__Given task__:
Leave out the pictures and repeat every record exactly.

__Data section__:
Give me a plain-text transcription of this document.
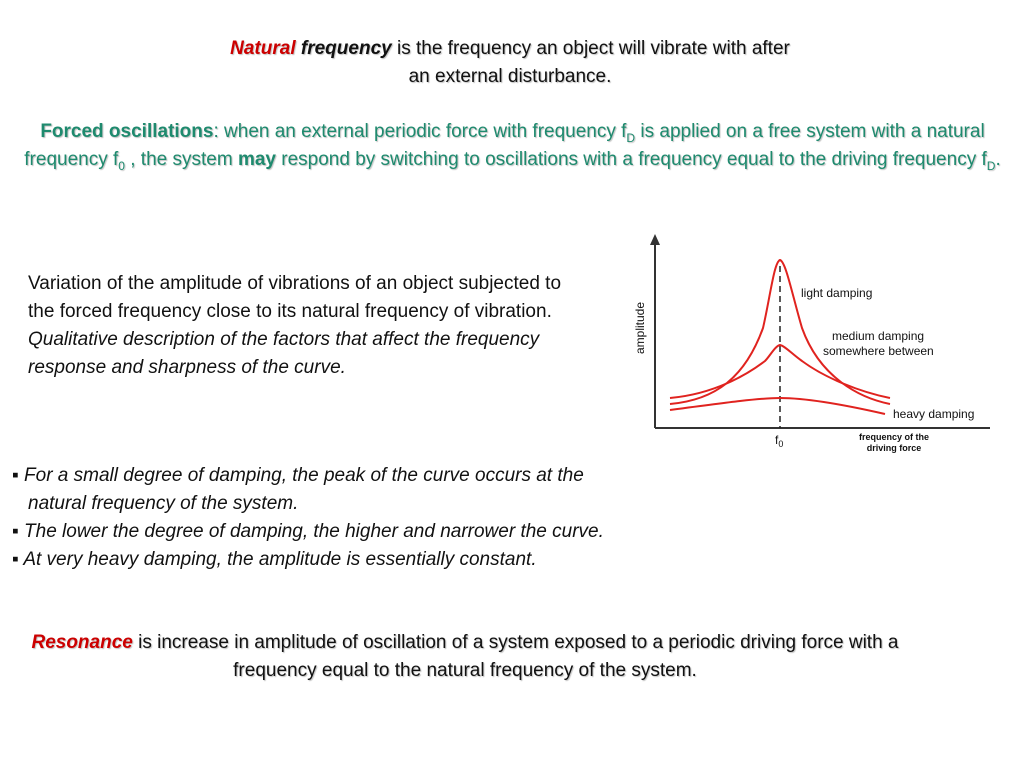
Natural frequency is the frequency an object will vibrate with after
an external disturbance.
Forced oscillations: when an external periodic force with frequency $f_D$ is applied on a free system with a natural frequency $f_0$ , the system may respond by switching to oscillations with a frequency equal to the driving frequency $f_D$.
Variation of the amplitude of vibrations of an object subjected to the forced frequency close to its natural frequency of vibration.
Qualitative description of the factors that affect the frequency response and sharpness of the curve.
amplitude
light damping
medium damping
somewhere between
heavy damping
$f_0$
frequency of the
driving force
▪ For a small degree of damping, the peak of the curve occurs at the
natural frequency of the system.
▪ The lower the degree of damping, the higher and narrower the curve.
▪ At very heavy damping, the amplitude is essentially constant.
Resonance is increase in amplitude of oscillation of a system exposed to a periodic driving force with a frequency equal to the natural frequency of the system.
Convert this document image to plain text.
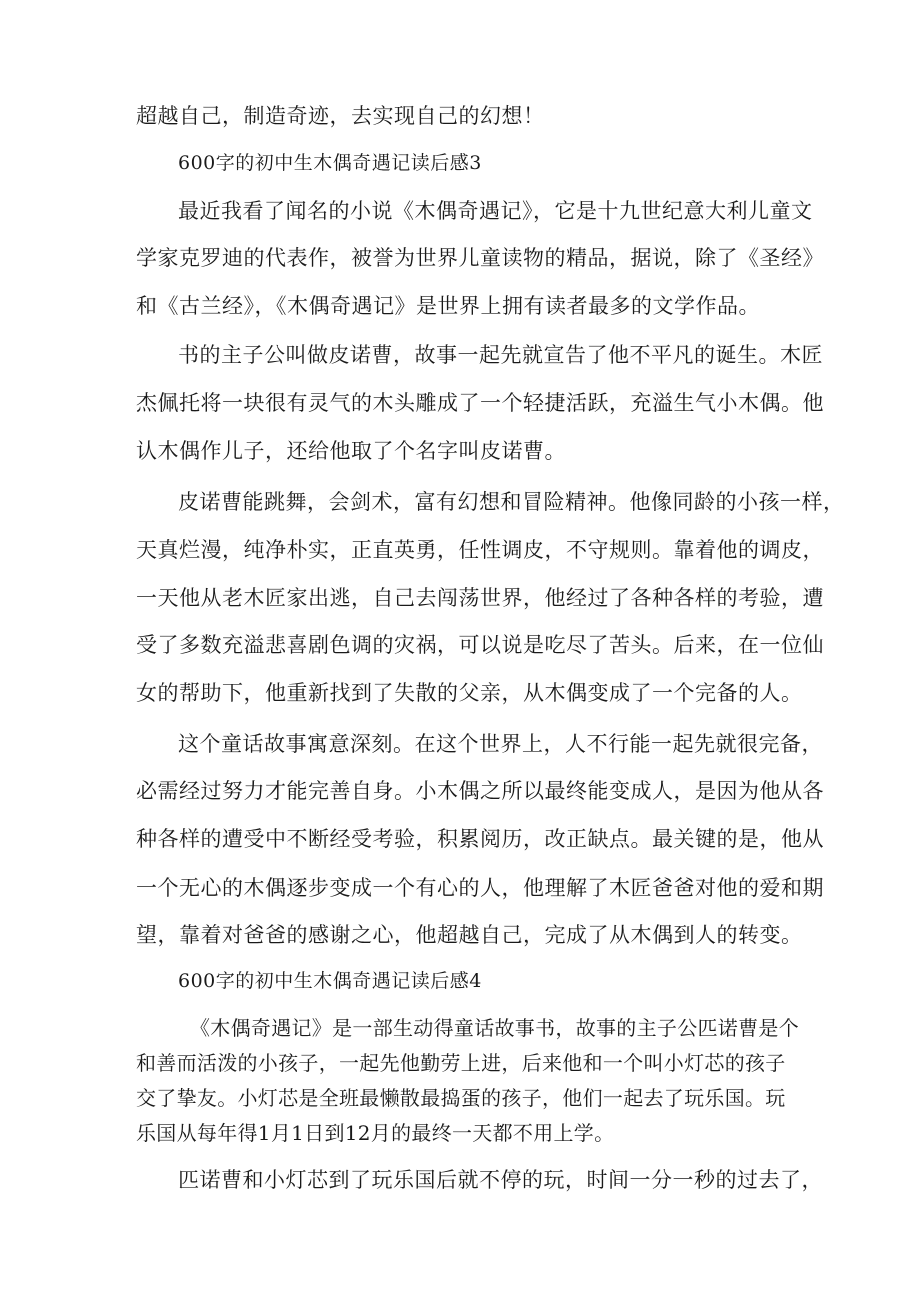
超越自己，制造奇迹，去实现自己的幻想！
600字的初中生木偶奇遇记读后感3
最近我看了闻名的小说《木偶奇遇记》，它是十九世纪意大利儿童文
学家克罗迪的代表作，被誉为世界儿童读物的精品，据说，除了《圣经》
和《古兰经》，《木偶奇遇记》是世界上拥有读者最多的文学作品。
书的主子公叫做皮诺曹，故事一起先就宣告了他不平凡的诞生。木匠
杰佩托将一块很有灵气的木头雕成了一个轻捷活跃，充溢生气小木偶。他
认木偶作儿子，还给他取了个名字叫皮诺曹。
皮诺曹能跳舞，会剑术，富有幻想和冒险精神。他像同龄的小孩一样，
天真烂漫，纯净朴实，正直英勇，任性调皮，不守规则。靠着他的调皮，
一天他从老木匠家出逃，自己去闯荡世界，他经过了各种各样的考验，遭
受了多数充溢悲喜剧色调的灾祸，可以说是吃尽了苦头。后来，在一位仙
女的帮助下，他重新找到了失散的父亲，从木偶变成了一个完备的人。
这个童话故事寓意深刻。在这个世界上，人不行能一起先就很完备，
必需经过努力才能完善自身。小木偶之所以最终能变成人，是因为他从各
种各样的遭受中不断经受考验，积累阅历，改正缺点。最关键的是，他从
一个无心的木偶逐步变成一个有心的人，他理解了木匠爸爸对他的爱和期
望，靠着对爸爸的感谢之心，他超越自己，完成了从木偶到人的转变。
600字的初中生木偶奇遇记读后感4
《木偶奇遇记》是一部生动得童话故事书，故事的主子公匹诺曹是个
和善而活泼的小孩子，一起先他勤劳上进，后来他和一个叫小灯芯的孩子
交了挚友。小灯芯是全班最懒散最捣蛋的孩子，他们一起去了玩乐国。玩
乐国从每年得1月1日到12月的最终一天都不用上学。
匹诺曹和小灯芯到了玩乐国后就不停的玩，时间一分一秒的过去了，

__Response below__:
Give me a plain-text transcription of this document.
Natural frequency is the frequency an object will vibrate with after
an external disturbance.
Forced oscillations: when an external periodic force with frequency $f_D$ is applied on a free system with a natural frequency $f_0$ , the system may respond by switching to oscillations with a frequency equal to the driving frequency $f_D$.
Variation of the amplitude of vibrations of an object subjected to the forced frequency close to its natural frequency of vibration.
Qualitative description of the factors that affect the frequency response and sharpness of the curve.
amplitude
light damping
medium damping
somewhere between
heavy damping
$f_0$
frequency of the
driving force
▪ For a small degree of damping, the peak of the curve occurs at the
natural frequency of the system.
▪ The lower the degree of damping, the higher and narrower the curve.
▪ At very heavy damping, the amplitude is essentially constant.
Resonance is increase in amplitude of oscillation of a system exposed to a periodic driving force with a frequency equal to the natural frequency of the system.
Convert this document image to plain text.
超越自己，制造奇迹，去实现自己的幻想！
600字的初中生木偶奇遇记读后感3
最近我看了闻名的小说《木偶奇遇记》，它是十九世纪意大利儿童文
学家克罗迪的代表作，被誉为世界儿童读物的精品，据说，除了《圣经》
和《古兰经》，《木偶奇遇记》是世界上拥有读者最多的文学作品。
书的主子公叫做皮诺曹，故事一起先就宣告了他不平凡的诞生。木匠
杰佩托将一块很有灵气的木头雕成了一个轻捷活跃，充溢生气小木偶。他
认木偶作儿子，还给他取了个名字叫皮诺曹。
皮诺曹能跳舞，会剑术，富有幻想和冒险精神。他像同龄的小孩一样，
天真烂漫，纯净朴实，正直英勇，任性调皮，不守规则。靠着他的调皮，
一天他从老木匠家出逃，自己去闯荡世界，他经过了各种各样的考验，遭
受了多数充溢悲喜剧色调的灾祸，可以说是吃尽了苦头。后来，在一位仙
女的帮助下，他重新找到了失散的父亲，从木偶变成了一个完备的人。
这个童话故事寓意深刻。在这个世界上，人不行能一起先就很完备，
必需经过努力才能完善自身。小木偶之所以最终能变成人，是因为他从各
种各样的遭受中不断经受考验，积累阅历，改正缺点。最关键的是，他从
一个无心的木偶逐步变成一个有心的人，他理解了木匠爸爸对他的爱和期
望，靠着对爸爸的感谢之心，他超越自己，完成了从木偶到人的转变。
600字的初中生木偶奇遇记读后感4
《木偶奇遇记》是一部生动得童话故事书，故事的主子公匹诺曹是个
和善而活泼的小孩子，一起先他勤劳上进，后来他和一个叫小灯芯的孩子
交了挚友。小灯芯是全班最懒散最捣蛋的孩子，他们一起去了玩乐国。玩
乐国从每年得1月1日到12月的最终一天都不用上学。
匹诺曹和小灯芯到了玩乐国后就不停的玩，时间一分一秒的过去了，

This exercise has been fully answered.